**Task details**
Transcribe every record that appears below, exactly and in full.

**Provided records**
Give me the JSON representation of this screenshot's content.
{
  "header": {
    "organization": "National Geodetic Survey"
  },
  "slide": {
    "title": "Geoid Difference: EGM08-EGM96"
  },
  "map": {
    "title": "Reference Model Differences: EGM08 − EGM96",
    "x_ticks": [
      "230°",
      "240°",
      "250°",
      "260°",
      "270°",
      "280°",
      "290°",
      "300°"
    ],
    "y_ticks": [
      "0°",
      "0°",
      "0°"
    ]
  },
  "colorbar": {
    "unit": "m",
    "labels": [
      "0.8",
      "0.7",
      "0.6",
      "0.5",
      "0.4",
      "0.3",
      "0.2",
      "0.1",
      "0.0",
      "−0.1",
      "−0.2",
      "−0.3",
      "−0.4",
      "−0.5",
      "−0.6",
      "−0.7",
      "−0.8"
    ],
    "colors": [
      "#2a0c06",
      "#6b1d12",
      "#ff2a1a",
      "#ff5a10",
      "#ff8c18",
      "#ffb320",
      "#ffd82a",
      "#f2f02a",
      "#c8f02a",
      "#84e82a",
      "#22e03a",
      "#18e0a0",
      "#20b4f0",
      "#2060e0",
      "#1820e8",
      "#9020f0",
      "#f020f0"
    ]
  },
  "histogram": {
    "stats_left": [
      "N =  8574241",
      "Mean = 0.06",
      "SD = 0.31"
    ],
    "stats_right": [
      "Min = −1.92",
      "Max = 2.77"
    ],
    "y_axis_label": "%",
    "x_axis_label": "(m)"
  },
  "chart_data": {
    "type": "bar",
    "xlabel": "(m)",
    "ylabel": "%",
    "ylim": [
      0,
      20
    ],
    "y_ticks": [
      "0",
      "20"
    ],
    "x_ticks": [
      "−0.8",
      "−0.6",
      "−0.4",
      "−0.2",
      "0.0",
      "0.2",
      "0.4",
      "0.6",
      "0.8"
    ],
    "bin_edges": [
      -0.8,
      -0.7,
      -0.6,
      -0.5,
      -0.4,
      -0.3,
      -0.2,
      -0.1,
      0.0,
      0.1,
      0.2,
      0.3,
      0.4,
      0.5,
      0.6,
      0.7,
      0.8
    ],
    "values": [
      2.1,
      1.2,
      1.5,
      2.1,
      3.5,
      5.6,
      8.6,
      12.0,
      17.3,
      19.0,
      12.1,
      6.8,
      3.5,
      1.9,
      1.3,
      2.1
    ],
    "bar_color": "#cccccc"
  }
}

**Finished exercise**
Give me the JSON representation of this screenshot's content.
{
  "header": {
    "organization": "National Geodetic Survey"
  },
  "slide": {
    "title": "Geoid Difference: EGM08-EGM96"
  },
  "map": {
    "title": "Reference Model Differences: EGM08 − EGM96",
    "x_ticks": [
      "230°",
      "240°",
      "250°",
      "260°",
      "270°",
      "280°",
      "290°",
      "300°"
    ],
    "y_ticks": [
      "0°",
      "0°",
      "0°"
    ]
  },
  "colorbar": {
    "unit": "m",
    "labels": [
      "0.8",
      "0.7",
      "0.6",
      "0.5",
      "0.4",
      "0.3",
      "0.2",
      "0.1",
      "0.0",
      "−0.1",
      "−0.2",
      "−0.3",
      "−0.4",
      "−0.5",
      "−0.6",
      "−0.7",
      "−0.8"
    ],
    "colors": [
      "#2a0c06",
      "#6b1d12",
      "#ff2a1a",
      "#ff5a10",
      "#ff8c18",
      "#ffb320",
      "#ffd82a",
      "#f2f02a",
      "#c8f02a",
      "#84e82a",
      "#22e03a",
      "#18e0a0",
      "#20b4f0",
      "#2060e0",
      "#1820e8",
      "#9020f0",
      "#f020f0"
    ]
  },
  "histogram": {
    "stats_left": [
      "N =  8574241",
      "Mean = 0.06",
      "SD = 0.31"
    ],
    "stats_right": [
      "Min = −1.92",
      "Max = 2.77"
    ],
    "y_axis_label": "%",
    "x_axis_label": "(m)"
  },
  "chart_data": {
    "type": "bar",
    "xlabel": "(m)",
    "ylabel": "%",
    "ylim": [
      0,
      20
    ],
    "y_ticks": [
      "0",
      "20"
    ],
    "x_ticks": [
      "−0.8",
      "−0.6",
      "−0.4",
      "−0.2",
      "0.0",
      "0.2",
      "0.4",
      "0.6",
      "0.8"
    ],
    "bin_edges": [
      -0.8,
      -0.7,
      -0.6,
      -0.5,
      -0.4,
      -0.3,
      -0.2,
      -0.1,
      0.0,
      0.1,
      0.2,
      0.3,
      0.4,
      0.5,
      0.6,
      0.7,
      0.8
    ],
    "values": [
      2.1,
      1.2,
      1.5,
      2.1,
      3.5,
      5.6,
      8.6,
      12.0,
      17.3,
      19.0,
      12.1,
      6.8,
      3.5,
      1.9,
      1.3,
      2.1
    ],
    "bar_color": "#cccccc"
  }
}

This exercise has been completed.